━━ Items ━━

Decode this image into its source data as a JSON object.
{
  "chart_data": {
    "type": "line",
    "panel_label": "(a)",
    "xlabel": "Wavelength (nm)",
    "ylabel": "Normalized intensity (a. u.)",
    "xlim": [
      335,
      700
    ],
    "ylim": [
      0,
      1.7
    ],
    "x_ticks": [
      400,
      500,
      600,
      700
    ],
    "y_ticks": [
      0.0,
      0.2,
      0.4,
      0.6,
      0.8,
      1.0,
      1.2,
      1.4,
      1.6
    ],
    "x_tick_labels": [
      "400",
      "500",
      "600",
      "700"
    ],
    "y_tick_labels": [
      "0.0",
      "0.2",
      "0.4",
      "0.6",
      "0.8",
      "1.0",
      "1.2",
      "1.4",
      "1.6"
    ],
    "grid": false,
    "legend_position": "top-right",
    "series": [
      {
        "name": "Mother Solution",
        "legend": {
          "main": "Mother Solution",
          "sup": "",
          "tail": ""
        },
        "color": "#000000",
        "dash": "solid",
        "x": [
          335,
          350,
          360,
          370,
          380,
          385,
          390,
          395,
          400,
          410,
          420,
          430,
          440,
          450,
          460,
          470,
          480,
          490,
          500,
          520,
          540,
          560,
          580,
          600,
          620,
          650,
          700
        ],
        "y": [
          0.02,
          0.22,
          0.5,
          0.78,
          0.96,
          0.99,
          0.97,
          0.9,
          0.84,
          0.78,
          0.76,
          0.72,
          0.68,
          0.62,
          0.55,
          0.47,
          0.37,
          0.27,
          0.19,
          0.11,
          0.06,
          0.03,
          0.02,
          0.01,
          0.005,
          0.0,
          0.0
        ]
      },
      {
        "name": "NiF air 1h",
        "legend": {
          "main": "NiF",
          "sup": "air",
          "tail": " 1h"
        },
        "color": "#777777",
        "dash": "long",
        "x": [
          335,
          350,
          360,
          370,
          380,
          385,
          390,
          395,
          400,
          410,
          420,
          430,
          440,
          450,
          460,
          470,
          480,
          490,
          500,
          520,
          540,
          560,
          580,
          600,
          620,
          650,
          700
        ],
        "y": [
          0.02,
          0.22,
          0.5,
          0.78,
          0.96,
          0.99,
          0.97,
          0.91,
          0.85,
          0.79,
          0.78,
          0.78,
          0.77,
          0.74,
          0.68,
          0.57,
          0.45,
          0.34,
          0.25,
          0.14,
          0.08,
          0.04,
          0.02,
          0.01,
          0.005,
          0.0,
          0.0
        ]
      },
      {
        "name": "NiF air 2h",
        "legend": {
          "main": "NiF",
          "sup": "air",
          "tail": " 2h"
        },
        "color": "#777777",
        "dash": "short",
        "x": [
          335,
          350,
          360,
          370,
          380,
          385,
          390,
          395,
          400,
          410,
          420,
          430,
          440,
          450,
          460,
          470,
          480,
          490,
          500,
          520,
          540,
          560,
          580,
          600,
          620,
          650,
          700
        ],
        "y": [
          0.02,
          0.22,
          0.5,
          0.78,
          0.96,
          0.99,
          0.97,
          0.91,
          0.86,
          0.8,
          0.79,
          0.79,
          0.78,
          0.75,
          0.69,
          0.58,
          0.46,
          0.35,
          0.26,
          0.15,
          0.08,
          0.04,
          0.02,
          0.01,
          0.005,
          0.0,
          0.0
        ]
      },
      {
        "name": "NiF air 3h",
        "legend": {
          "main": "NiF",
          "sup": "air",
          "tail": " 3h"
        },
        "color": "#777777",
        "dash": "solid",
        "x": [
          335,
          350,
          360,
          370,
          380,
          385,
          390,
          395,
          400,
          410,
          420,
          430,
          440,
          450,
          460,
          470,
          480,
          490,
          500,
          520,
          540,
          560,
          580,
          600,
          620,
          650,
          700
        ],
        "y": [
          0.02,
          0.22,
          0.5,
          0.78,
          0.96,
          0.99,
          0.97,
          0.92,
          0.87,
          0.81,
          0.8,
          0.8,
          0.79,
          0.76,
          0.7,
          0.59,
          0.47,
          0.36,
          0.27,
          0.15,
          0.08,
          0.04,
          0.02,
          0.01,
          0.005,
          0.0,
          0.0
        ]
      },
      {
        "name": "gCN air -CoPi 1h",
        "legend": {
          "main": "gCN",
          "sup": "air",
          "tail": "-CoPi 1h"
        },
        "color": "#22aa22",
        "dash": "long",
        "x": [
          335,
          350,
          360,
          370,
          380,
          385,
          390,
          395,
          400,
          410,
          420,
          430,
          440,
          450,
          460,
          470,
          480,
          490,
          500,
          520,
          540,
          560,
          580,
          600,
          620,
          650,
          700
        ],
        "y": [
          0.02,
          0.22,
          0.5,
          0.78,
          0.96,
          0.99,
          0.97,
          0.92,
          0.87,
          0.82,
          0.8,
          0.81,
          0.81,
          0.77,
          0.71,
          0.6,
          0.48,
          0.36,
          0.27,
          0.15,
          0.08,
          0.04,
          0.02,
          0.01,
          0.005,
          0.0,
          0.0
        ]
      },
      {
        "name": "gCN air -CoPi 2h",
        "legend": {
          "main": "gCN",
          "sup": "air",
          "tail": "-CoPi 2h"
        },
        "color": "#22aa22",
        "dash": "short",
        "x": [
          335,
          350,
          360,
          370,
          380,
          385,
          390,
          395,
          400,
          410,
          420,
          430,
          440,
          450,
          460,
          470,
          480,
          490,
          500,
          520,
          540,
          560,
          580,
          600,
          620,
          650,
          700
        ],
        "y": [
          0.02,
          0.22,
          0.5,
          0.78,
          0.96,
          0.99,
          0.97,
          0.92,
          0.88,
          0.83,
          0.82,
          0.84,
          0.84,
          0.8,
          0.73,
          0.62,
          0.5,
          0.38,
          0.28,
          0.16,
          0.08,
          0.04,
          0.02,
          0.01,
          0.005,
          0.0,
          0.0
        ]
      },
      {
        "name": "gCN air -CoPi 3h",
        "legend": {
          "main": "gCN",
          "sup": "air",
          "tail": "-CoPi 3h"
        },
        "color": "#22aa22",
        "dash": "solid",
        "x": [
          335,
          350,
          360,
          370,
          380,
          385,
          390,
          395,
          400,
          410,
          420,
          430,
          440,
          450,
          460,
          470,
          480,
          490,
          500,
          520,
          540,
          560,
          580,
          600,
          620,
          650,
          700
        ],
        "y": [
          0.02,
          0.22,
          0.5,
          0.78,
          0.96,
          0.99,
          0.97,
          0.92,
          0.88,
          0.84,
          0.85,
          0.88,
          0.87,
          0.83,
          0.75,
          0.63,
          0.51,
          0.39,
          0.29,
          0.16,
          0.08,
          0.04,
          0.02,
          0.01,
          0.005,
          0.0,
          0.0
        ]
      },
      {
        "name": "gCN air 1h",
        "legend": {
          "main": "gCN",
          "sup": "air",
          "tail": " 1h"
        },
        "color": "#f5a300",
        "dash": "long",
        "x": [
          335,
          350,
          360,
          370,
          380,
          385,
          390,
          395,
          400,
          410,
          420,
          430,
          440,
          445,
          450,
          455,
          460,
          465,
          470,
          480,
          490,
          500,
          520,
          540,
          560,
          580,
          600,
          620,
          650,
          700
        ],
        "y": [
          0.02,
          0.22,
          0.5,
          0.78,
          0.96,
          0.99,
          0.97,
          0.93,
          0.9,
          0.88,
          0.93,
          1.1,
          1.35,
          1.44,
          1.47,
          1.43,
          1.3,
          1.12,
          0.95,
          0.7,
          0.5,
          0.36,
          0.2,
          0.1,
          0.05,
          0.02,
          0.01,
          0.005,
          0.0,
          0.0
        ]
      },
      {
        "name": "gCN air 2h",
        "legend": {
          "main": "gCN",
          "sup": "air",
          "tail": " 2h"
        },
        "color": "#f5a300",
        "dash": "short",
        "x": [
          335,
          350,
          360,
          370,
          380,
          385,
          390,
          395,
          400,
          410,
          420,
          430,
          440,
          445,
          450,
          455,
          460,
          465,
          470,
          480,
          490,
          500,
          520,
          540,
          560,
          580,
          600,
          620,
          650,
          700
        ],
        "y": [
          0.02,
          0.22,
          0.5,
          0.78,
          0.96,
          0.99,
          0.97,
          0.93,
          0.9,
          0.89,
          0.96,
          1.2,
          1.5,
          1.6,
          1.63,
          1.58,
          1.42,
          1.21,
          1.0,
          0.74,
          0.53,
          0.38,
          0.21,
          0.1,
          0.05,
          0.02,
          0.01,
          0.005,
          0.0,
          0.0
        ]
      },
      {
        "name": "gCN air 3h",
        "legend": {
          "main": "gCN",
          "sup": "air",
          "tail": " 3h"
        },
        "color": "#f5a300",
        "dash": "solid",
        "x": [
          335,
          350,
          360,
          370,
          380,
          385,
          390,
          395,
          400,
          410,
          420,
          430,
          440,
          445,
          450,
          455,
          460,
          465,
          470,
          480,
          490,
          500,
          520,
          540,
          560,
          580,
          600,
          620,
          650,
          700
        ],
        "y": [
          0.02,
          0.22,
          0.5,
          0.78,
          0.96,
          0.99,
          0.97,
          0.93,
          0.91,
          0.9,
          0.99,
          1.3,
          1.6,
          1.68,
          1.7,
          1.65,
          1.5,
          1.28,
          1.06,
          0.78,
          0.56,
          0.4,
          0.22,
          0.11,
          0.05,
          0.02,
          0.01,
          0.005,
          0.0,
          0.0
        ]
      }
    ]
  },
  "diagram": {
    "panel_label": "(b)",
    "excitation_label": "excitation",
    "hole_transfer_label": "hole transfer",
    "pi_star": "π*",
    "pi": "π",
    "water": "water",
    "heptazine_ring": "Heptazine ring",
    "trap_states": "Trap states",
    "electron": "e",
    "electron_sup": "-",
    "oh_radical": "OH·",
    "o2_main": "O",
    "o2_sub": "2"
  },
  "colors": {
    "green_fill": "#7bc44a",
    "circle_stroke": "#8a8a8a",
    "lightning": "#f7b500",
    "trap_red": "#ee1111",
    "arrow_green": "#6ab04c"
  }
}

━━━

*Job:* Isolate the lines above that contain the word "tail" and copy them.

*Complete response:*
          "tail": ""
          "tail": " 1h"
          "tail": " 2h"
          "tail": " 3h"
          "tail": "-CoPi 1h"
          "tail": "-CoPi 2h"
          "tail": "-CoPi 3h"
          "tail": " 1h"
          "tail": " 2h"
          "tail": " 3h"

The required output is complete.